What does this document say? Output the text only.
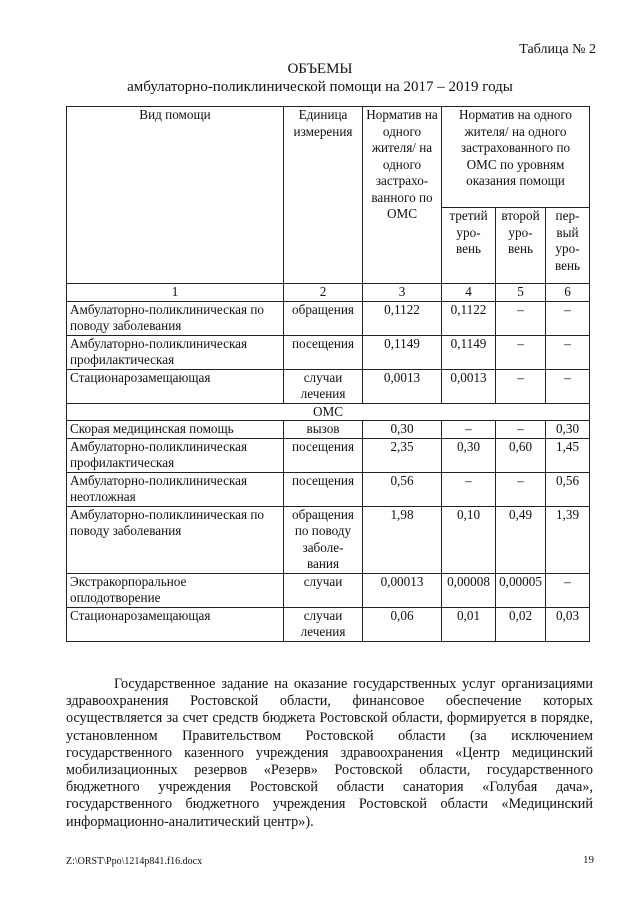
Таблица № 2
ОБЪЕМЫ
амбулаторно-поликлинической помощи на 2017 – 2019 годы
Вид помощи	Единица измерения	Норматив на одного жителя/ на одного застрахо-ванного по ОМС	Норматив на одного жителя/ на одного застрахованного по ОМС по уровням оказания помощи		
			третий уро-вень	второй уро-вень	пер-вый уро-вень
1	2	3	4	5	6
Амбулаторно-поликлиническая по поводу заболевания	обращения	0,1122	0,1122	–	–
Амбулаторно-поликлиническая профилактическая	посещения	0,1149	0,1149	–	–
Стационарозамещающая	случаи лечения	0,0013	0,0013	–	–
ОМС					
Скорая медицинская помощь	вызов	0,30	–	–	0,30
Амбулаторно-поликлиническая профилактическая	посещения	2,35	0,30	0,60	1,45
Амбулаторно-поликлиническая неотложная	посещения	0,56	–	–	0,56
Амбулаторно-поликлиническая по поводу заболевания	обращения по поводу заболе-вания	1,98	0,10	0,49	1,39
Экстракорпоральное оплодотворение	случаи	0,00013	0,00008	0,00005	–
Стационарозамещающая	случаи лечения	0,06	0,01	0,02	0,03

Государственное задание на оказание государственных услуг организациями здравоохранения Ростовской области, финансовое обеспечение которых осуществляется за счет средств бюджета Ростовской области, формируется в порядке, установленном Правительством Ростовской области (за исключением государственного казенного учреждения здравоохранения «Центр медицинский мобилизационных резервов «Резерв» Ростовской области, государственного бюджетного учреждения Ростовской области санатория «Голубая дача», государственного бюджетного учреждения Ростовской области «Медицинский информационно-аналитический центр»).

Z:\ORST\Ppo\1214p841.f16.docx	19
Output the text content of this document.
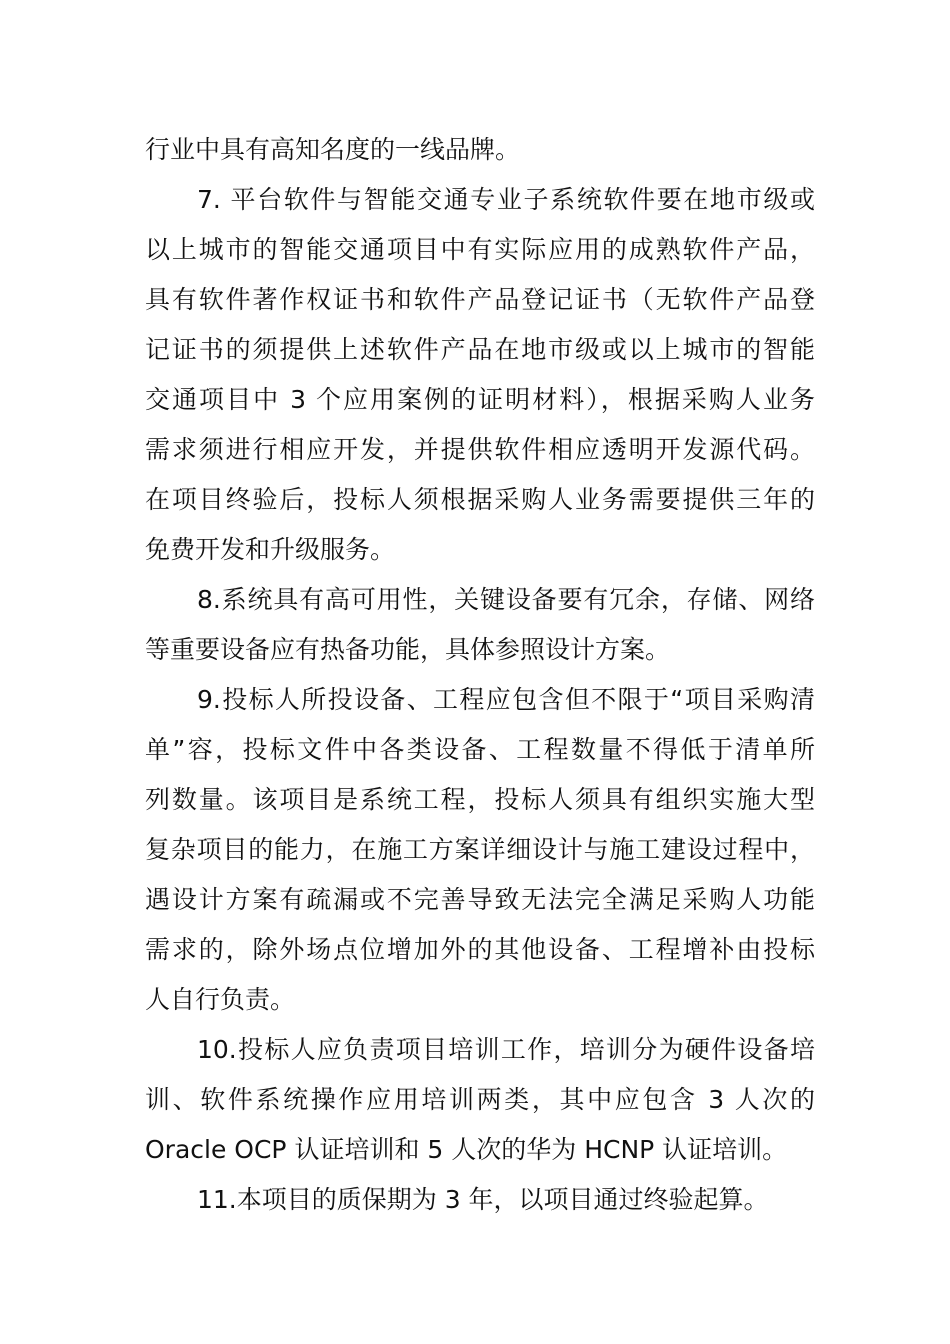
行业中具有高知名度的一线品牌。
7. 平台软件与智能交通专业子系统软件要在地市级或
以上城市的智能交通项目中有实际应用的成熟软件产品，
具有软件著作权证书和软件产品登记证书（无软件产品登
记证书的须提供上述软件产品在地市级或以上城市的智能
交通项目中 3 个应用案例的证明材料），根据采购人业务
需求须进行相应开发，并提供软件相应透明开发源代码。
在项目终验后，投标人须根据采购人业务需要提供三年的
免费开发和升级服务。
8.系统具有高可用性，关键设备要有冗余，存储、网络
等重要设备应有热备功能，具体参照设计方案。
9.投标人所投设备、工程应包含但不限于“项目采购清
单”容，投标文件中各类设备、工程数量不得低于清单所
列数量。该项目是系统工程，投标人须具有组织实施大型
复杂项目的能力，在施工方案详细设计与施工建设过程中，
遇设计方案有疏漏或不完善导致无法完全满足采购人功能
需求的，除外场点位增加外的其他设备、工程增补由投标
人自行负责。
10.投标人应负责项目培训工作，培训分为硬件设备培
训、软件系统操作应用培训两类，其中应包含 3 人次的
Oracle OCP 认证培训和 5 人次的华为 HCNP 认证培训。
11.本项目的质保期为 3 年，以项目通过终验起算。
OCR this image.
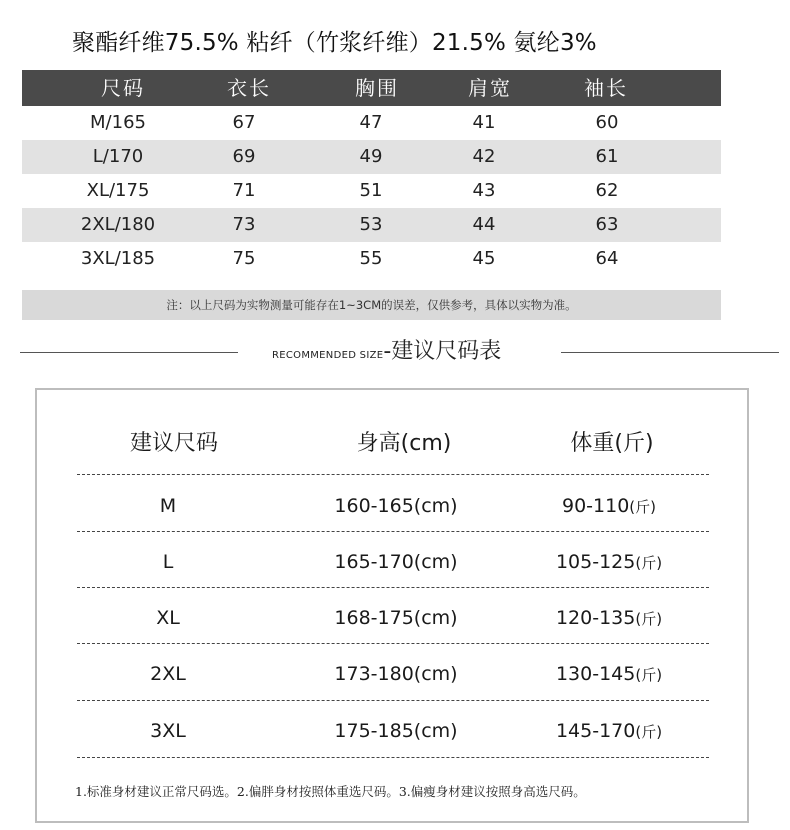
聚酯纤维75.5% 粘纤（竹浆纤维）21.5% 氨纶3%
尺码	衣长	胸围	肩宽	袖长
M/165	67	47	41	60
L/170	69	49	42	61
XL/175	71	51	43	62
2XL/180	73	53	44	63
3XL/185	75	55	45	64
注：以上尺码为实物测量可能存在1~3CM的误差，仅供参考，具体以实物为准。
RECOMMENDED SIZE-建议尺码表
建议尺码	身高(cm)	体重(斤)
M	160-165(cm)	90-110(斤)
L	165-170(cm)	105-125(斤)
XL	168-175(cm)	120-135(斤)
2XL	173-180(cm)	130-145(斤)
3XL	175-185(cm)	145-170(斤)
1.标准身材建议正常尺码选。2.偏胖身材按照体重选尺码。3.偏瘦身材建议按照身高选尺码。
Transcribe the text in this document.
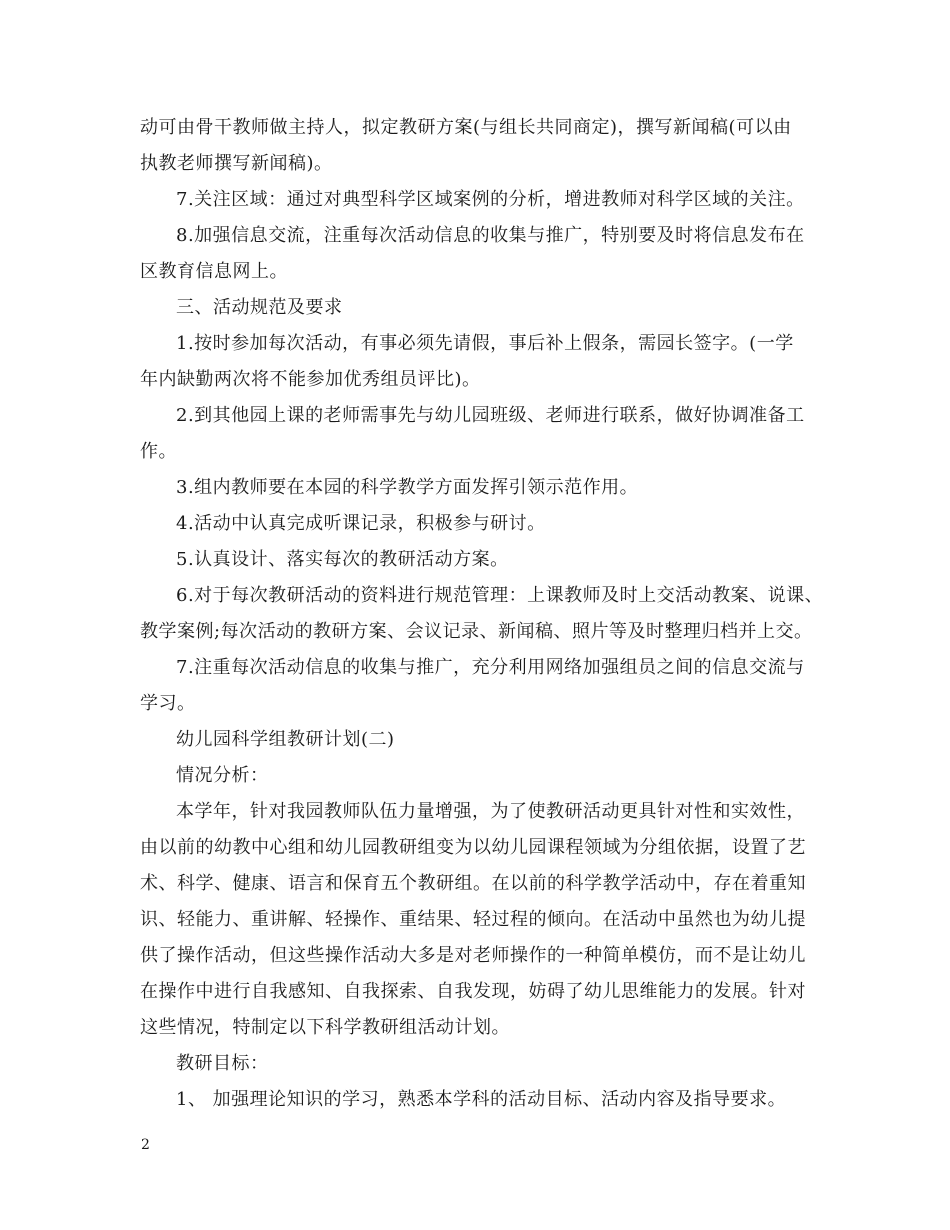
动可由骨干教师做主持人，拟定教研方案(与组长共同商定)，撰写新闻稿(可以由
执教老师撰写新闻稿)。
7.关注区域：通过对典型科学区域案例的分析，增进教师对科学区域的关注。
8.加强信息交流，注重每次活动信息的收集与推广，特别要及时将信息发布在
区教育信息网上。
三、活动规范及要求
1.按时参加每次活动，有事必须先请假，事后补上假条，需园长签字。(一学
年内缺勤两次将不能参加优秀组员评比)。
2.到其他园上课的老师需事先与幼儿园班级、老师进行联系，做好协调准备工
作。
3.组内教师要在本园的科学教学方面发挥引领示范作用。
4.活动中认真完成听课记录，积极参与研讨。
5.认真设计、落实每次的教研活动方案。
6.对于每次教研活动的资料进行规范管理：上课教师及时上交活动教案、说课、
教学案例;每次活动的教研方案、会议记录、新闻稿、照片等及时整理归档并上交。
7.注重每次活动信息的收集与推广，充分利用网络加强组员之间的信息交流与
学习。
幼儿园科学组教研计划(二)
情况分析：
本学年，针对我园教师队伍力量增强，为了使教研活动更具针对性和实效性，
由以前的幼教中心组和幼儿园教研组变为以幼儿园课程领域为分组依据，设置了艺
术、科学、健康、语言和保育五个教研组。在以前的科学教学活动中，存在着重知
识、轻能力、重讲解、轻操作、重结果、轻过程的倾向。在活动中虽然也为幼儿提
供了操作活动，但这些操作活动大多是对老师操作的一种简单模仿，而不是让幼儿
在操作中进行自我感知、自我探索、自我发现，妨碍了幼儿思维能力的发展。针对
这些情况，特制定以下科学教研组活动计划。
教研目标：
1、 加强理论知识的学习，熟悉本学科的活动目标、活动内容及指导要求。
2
----
Job: Look through the records and gather each line with the word "обращения".

Exercise response:
Амбулаторно-поликлиническая по поводу заболевания	обращения	0,1122	0,1122	–	–
Амбулаторно-поликлиническая по поводу заболевания	обращения по поводу заболе-вания	1,98	0,10	0,49	1,39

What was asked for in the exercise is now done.